--- begin INPUT ROWS ---

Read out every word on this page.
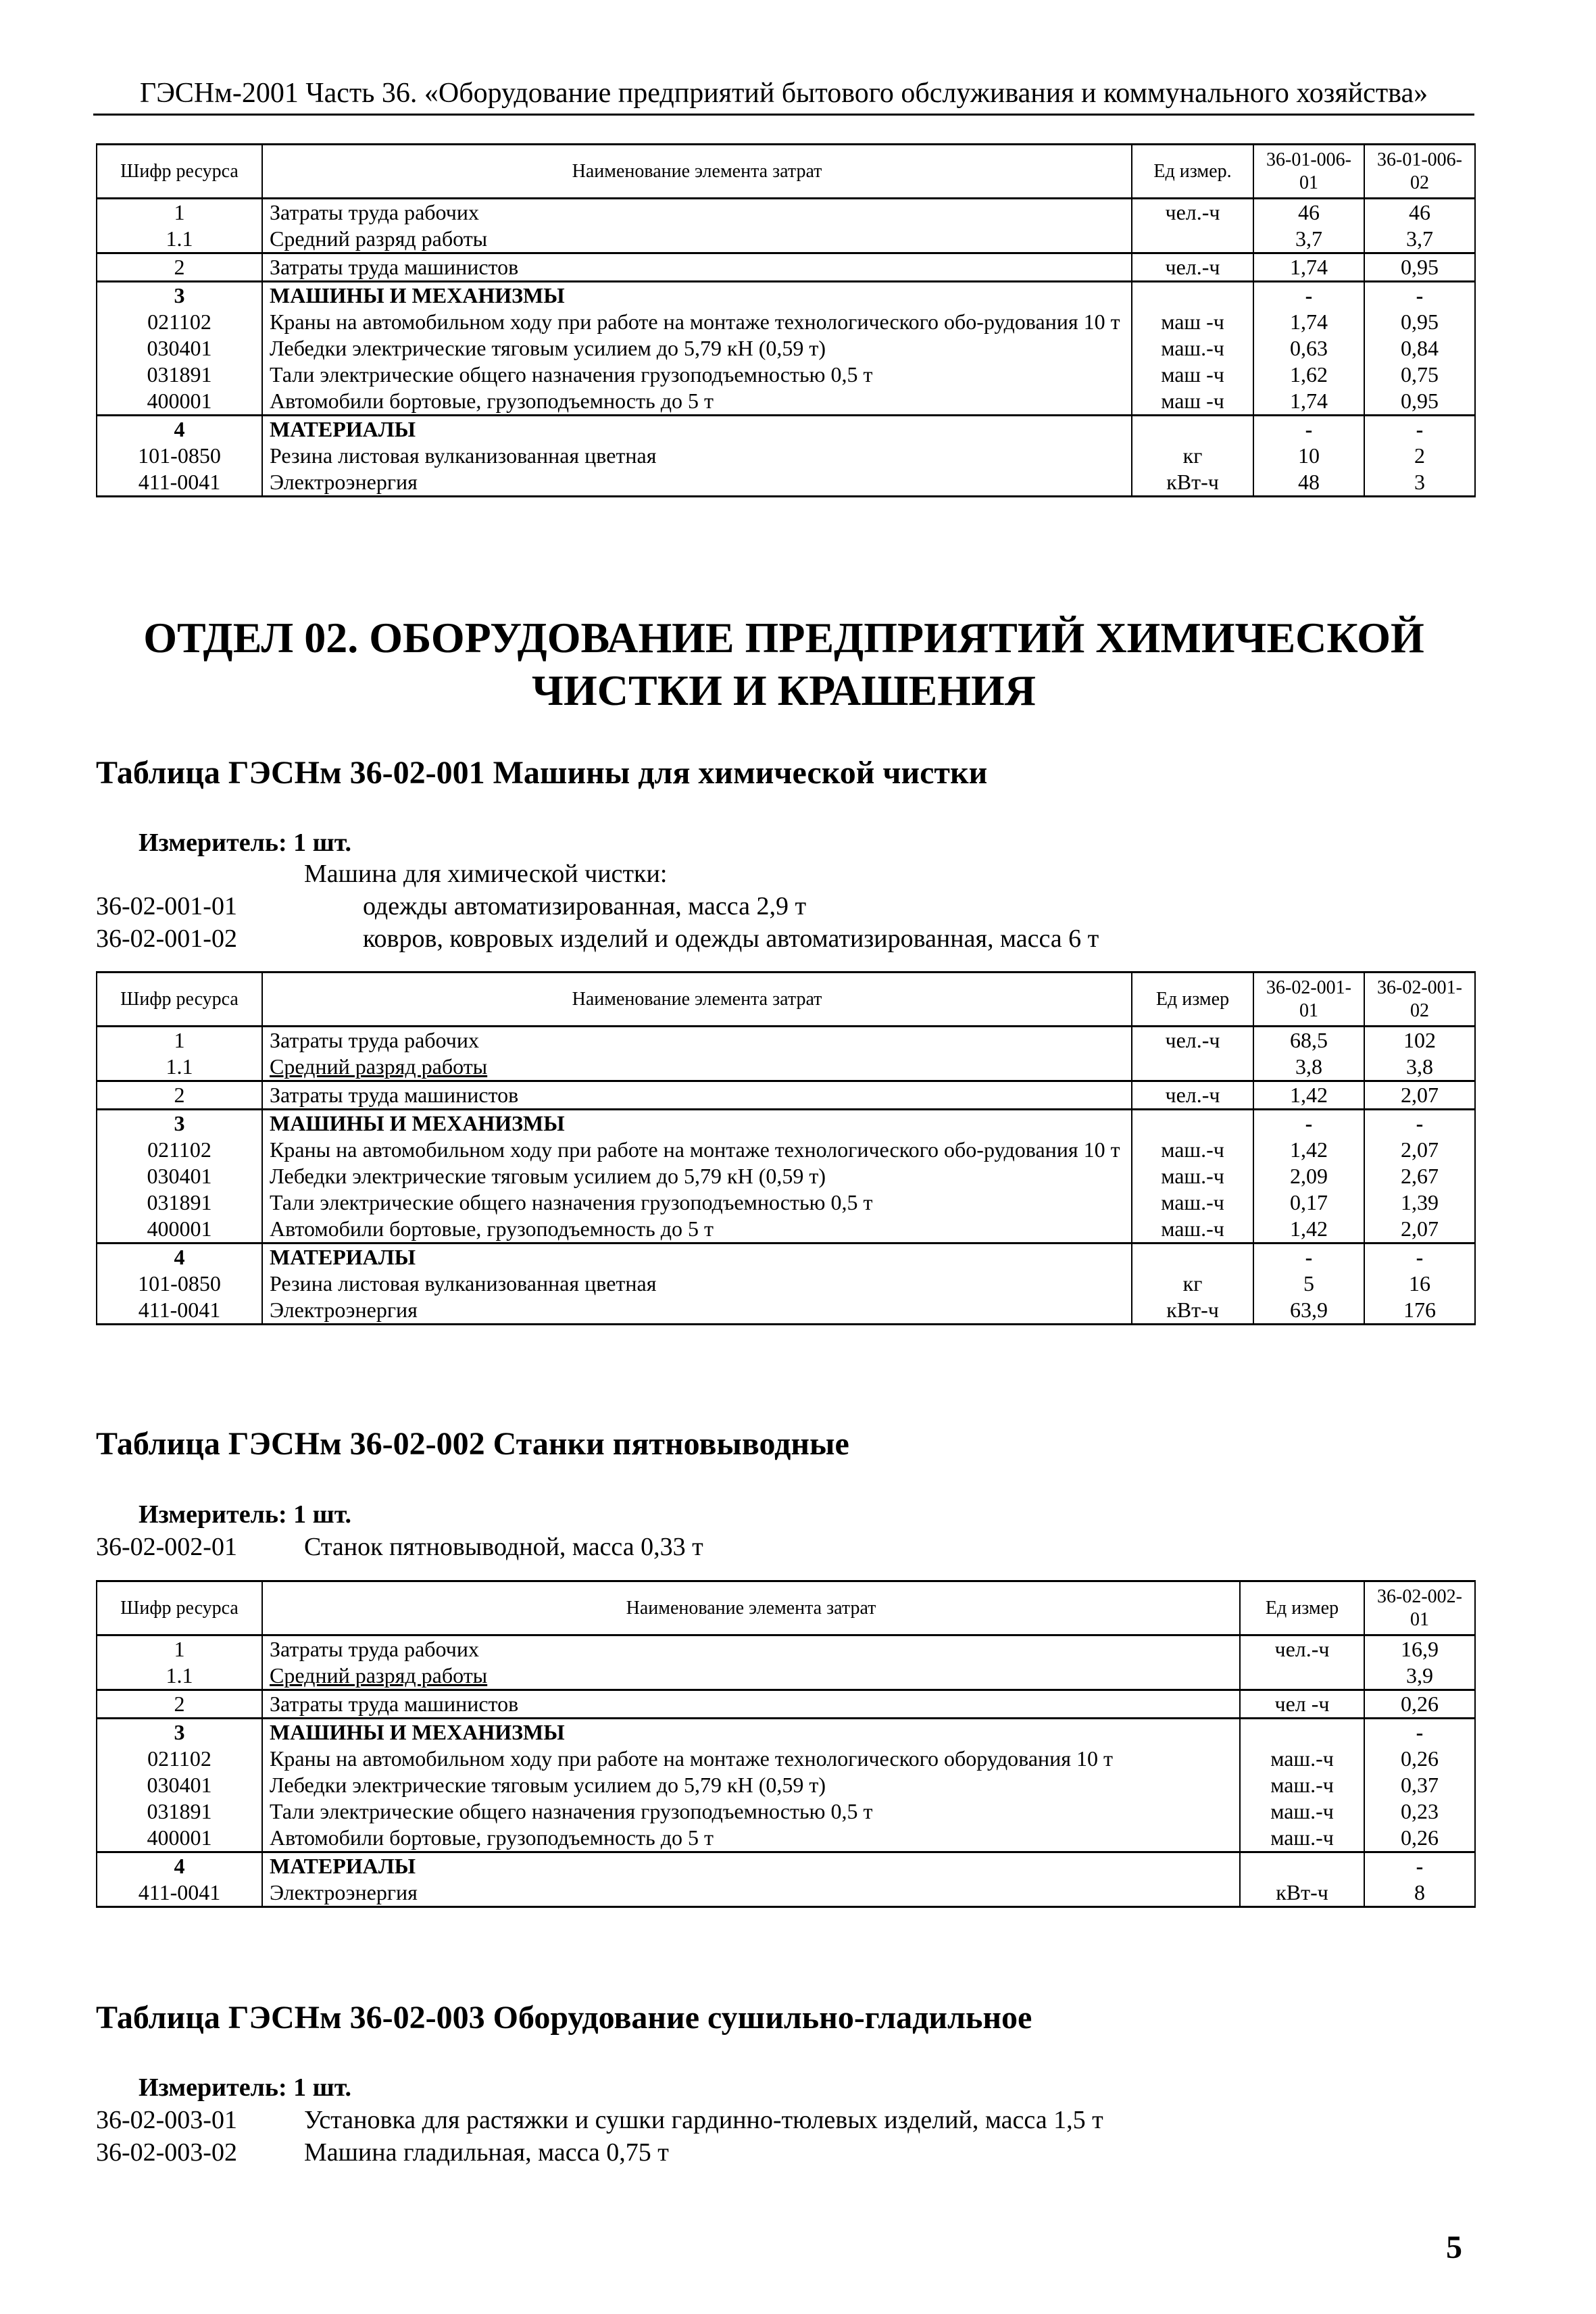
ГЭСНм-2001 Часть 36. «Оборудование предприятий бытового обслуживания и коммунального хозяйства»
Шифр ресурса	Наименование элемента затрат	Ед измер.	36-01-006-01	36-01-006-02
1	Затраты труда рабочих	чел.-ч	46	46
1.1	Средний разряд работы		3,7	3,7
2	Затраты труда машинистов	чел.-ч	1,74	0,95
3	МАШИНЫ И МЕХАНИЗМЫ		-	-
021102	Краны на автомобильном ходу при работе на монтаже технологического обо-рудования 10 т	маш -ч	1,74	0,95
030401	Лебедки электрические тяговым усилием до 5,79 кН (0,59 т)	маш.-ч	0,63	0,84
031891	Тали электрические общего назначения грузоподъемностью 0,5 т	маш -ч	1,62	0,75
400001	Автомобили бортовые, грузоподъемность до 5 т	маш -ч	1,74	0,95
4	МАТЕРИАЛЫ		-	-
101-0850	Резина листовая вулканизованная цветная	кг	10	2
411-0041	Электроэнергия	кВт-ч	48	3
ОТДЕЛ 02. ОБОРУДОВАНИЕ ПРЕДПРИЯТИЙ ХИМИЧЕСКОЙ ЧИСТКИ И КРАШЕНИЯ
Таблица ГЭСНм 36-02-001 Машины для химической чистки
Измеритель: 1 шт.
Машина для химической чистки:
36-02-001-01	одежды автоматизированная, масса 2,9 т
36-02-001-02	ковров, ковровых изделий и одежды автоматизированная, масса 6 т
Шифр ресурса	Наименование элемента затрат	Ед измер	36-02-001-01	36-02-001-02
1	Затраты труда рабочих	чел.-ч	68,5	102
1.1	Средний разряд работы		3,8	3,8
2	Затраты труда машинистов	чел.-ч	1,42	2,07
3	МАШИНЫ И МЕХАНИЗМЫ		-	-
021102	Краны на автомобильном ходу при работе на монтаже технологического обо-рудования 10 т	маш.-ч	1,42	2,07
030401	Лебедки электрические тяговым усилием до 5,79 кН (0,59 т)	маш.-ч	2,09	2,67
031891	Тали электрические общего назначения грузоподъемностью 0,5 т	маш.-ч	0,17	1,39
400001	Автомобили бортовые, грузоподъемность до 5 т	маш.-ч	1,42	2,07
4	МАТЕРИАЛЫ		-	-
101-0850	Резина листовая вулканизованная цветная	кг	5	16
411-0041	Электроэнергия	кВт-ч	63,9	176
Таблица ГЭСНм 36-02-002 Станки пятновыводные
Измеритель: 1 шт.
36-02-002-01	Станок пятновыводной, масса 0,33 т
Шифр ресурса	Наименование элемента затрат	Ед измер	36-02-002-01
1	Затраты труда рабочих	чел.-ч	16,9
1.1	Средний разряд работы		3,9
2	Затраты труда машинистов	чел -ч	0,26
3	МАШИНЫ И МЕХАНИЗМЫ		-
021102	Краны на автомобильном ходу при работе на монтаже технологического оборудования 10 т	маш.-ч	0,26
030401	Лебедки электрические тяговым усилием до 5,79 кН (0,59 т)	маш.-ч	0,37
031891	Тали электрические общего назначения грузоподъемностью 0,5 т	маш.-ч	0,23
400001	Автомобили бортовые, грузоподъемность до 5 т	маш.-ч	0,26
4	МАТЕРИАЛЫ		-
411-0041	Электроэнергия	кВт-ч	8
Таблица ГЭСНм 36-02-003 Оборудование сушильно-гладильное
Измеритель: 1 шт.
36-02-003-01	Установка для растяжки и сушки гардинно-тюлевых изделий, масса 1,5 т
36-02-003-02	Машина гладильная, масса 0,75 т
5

--- end INPUT ROWS ---
--- begin INPUT ROWS ---

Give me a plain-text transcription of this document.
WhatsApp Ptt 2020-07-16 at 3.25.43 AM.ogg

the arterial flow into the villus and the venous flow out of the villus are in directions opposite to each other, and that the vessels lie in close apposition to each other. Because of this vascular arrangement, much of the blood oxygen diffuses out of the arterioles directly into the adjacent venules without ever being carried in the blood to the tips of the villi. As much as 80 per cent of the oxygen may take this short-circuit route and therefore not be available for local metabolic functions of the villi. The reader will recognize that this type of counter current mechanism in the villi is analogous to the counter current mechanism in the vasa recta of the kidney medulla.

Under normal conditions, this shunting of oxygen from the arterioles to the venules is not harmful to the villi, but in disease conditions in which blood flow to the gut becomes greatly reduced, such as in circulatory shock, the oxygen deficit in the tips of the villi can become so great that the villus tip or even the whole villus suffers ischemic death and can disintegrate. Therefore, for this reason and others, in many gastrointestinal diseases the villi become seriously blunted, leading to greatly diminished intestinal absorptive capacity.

--- end INPUT ROWS ---
--- begin INPUT ROWS ---

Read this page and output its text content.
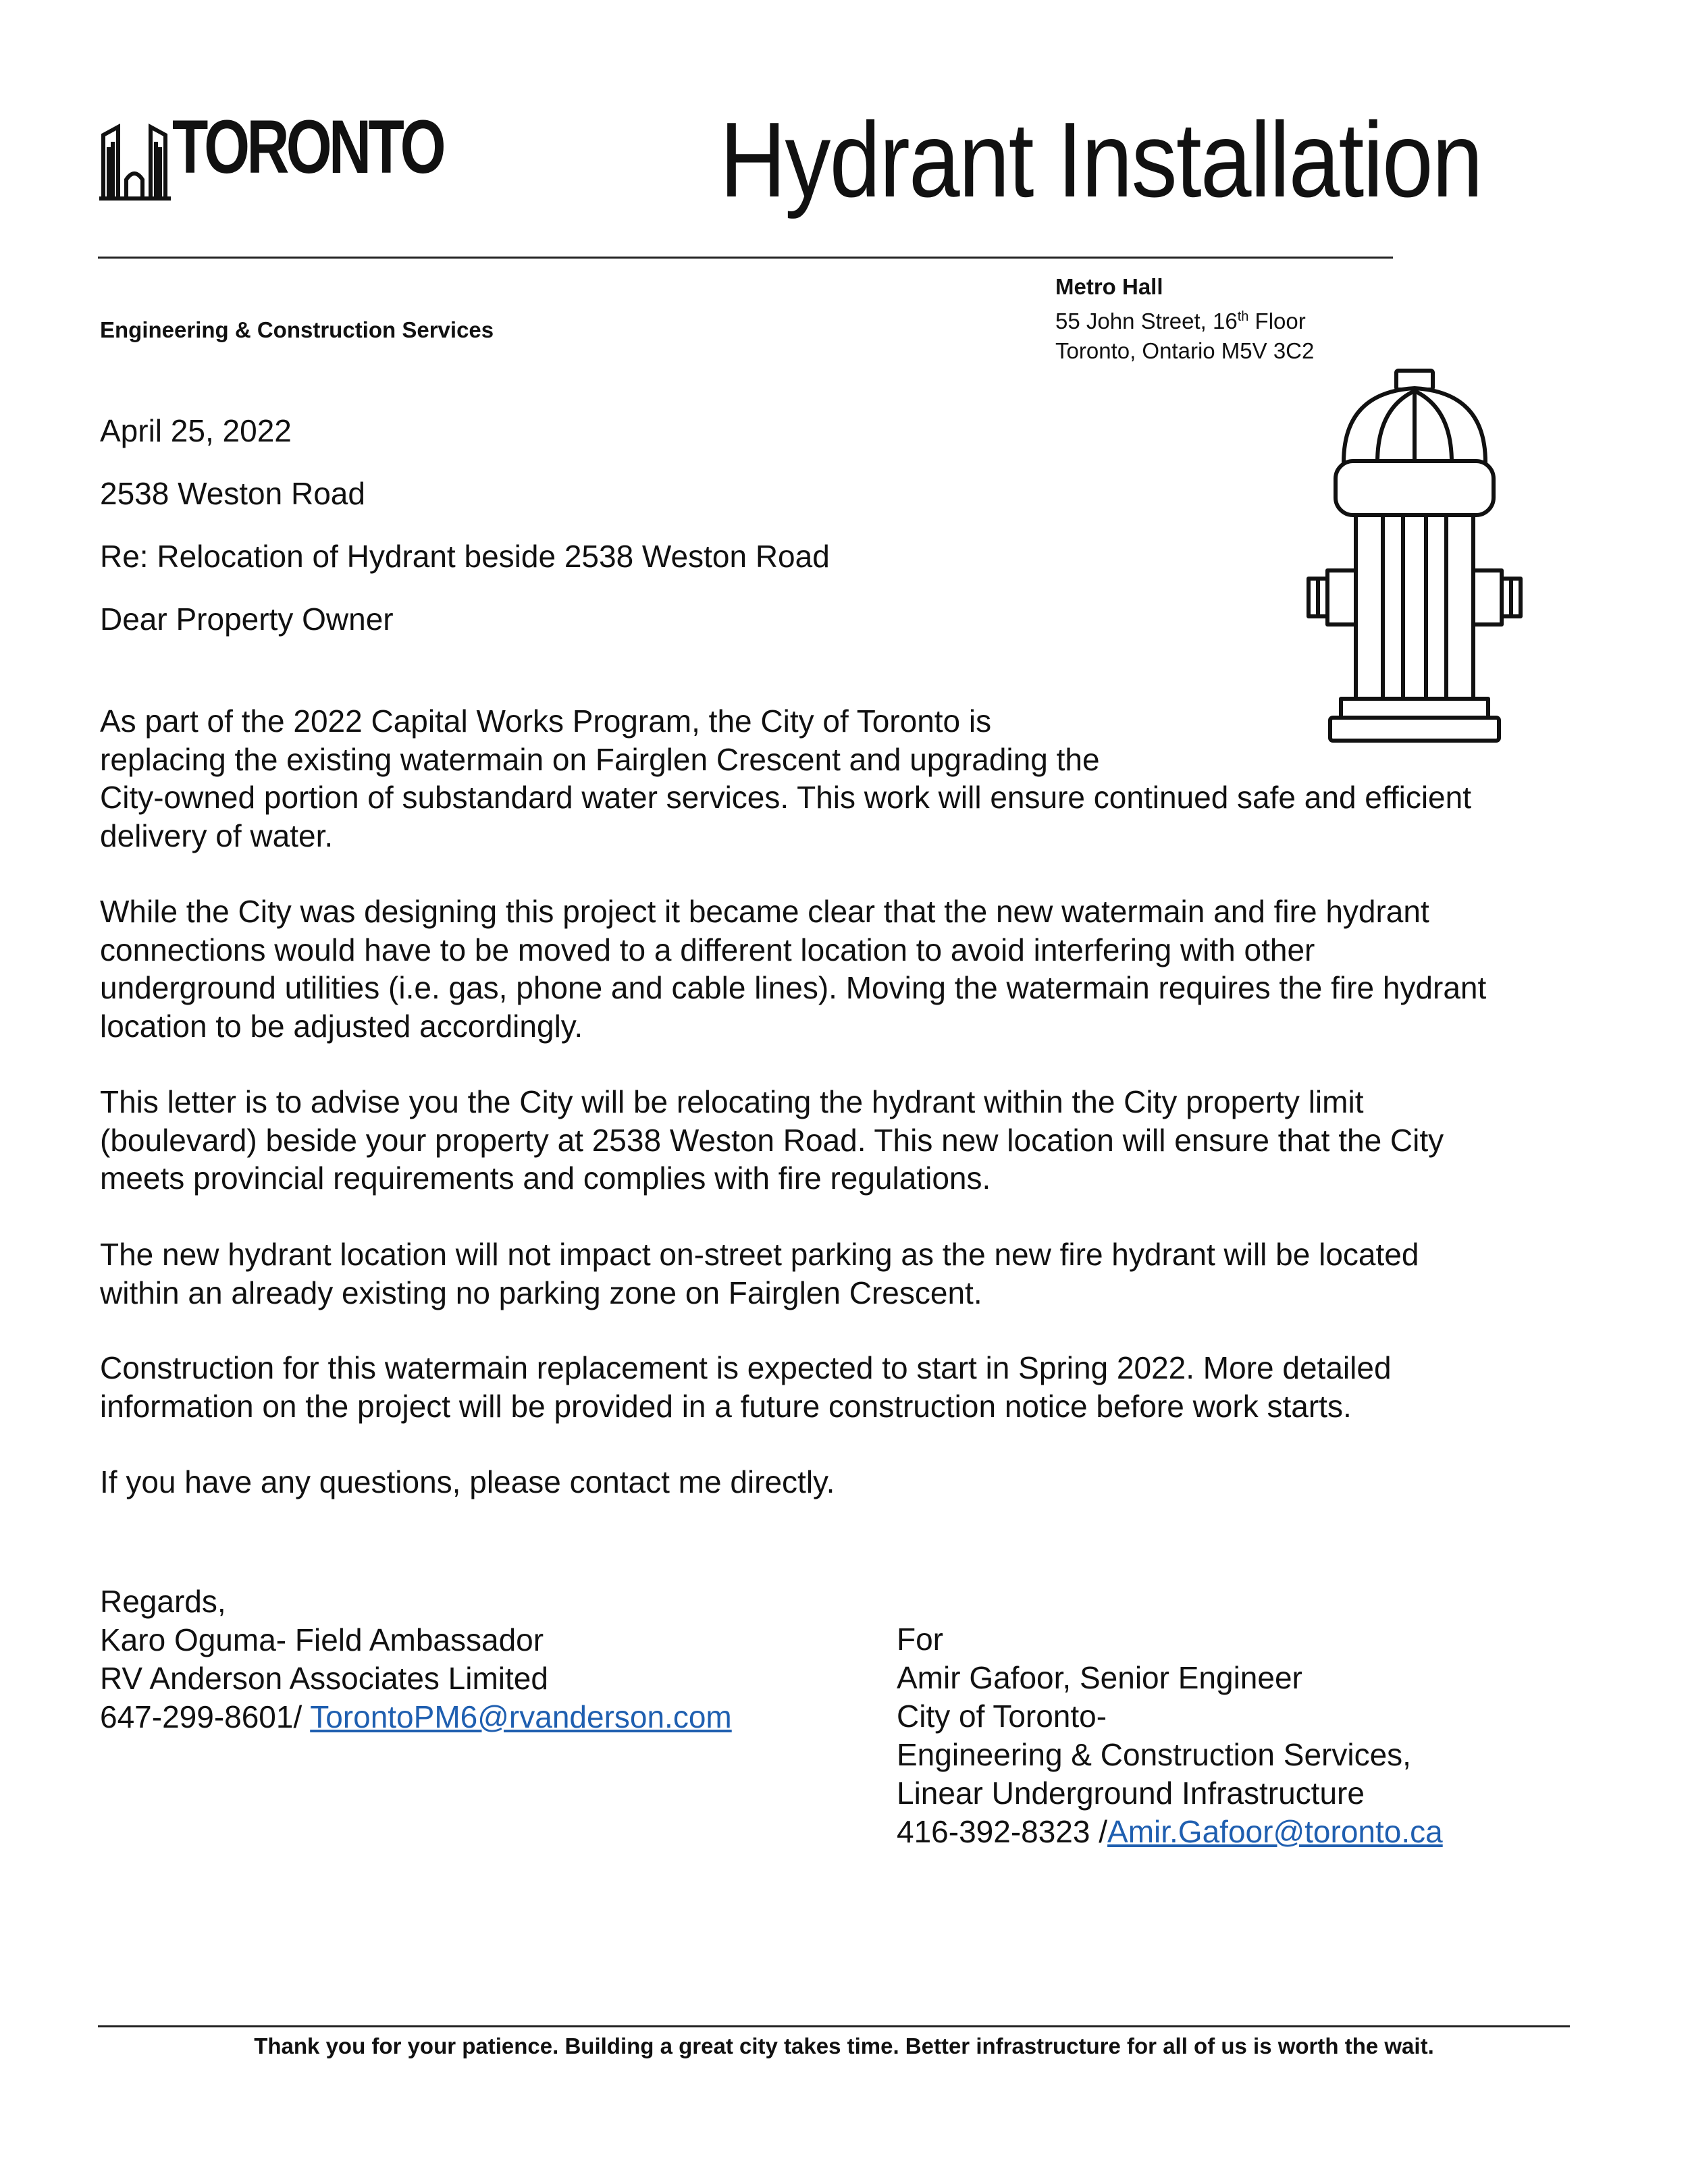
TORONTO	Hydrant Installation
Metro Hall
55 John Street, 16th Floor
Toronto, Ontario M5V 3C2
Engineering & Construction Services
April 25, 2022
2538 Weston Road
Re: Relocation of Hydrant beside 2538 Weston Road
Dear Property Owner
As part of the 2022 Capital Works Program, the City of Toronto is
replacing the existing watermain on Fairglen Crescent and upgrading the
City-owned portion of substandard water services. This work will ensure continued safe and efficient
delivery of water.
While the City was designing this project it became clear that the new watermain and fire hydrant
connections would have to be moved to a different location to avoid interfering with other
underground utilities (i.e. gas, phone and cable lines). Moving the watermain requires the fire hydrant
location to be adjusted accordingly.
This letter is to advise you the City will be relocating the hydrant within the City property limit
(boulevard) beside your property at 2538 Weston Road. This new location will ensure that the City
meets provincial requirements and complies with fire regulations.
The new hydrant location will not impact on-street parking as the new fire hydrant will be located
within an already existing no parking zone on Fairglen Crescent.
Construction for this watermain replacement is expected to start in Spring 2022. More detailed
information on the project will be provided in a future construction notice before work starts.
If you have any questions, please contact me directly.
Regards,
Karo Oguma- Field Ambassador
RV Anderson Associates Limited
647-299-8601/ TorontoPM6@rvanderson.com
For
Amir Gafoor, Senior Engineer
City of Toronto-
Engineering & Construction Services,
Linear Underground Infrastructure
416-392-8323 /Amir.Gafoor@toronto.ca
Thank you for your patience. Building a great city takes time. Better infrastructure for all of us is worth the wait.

--- end INPUT ROWS ---

[PROBLEM]
List all lines in the material containing the string "Crescent".

[RESPONSE TO THE TASK]
replacing the existing watermain on Fairglen Crescent and upgrading the
within an already existing no parking zone on Fairglen Crescent.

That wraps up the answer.